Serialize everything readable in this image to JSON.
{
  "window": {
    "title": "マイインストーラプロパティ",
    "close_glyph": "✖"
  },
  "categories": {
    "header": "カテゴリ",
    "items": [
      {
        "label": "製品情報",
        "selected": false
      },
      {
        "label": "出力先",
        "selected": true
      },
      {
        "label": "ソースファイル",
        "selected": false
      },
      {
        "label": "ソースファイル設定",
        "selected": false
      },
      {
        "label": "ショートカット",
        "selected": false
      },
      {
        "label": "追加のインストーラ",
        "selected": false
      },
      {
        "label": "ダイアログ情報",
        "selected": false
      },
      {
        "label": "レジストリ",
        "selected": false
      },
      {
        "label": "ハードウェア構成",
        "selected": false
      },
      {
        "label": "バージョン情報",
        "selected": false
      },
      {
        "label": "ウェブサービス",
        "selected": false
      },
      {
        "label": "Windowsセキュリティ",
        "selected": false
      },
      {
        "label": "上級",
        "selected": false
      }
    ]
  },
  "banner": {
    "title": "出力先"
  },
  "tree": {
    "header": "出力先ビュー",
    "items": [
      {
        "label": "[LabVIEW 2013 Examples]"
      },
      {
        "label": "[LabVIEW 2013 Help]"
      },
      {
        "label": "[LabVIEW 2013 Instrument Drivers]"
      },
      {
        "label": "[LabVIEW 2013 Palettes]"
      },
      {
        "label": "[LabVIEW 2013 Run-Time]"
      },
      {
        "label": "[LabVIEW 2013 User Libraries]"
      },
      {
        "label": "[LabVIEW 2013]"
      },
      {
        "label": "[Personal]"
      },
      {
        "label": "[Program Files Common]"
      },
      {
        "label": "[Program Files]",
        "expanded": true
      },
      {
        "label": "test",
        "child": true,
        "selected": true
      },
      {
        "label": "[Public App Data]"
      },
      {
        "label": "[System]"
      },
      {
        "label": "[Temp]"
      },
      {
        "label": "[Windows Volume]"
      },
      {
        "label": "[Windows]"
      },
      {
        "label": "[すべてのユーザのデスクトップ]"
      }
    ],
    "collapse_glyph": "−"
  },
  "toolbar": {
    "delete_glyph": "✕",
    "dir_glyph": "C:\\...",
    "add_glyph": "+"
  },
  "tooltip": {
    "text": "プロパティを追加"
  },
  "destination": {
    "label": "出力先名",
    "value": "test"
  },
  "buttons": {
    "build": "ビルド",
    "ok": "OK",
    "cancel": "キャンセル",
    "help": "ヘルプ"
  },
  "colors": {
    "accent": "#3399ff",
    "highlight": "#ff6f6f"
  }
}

## WHAT TO WORK ON
Above are some records. Print them all exactly.

## REPLY TO THE EXERCISE
Serialize everything readable in this image to JSON.
{
  "window": {
    "title": "マイインストーラプロパティ",
    "close_glyph": "✖"
  },
  "categories": {
    "header": "カテゴリ",
    "items": [
      {
        "label": "製品情報",
        "selected": false
      },
      {
        "label": "出力先",
        "selected": true
      },
      {
        "label": "ソースファイル",
        "selected": false
      },
      {
        "label": "ソースファイル設定",
        "selected": false
      },
      {
        "label": "ショートカット",
        "selected": false
      },
      {
        "label": "追加のインストーラ",
        "selected": false
      },
      {
        "label": "ダイアログ情報",
        "selected": false
      },
      {
        "label": "レジストリ",
        "selected": false
      },
      {
        "label": "ハードウェア構成",
        "selected": false
      },
      {
        "label": "バージョン情報",
        "selected": false
      },
      {
        "label": "ウェブサービス",
        "selected": false
      },
      {
        "label": "Windowsセキュリティ",
        "selected": false
      },
      {
        "label": "上級",
        "selected": false
      }
    ]
  },
  "banner": {
    "title": "出力先"
  },
  "tree": {
    "header": "出力先ビュー",
    "items": [
      {
        "label": "[LabVIEW 2013 Examples]"
      },
      {
        "label": "[LabVIEW 2013 Help]"
      },
      {
        "label": "[LabVIEW 2013 Instrument Drivers]"
      },
      {
        "label": "[LabVIEW 2013 Palettes]"
      },
      {
        "label": "[LabVIEW 2013 Run-Time]"
      },
      {
        "label": "[LabVIEW 2013 User Libraries]"
      },
      {
        "label": "[LabVIEW 2013]"
      },
      {
        "label": "[Personal]"
      },
      {
        "label": "[Program Files Common]"
      },
      {
        "label": "[Program Files]",
        "expanded": true
      },
      {
        "label": "test",
        "child": true,
        "selected": true
      },
      {
        "label": "[Public App Data]"
      },
      {
        "label": "[System]"
      },
      {
        "label": "[Temp]"
      },
      {
        "label": "[Windows Volume]"
      },
      {
        "label": "[Windows]"
      },
      {
        "label": "[すべてのユーザのデスクトップ]"
      }
    ],
    "collapse_glyph": "−"
  },
  "toolbar": {
    "delete_glyph": "✕",
    "dir_glyph": "C:\\...",
    "add_glyph": "+"
  },
  "tooltip": {
    "text": "プロパティを追加"
  },
  "destination": {
    "label": "出力先名",
    "value": "test"
  },
  "buttons": {
    "build": "ビルド",
    "ok": "OK",
    "cancel": "キャンセル",
    "help": "ヘルプ"
  },
  "colors": {
    "accent": "#3399ff",
    "highlight": "#ff6f6f"
  }
}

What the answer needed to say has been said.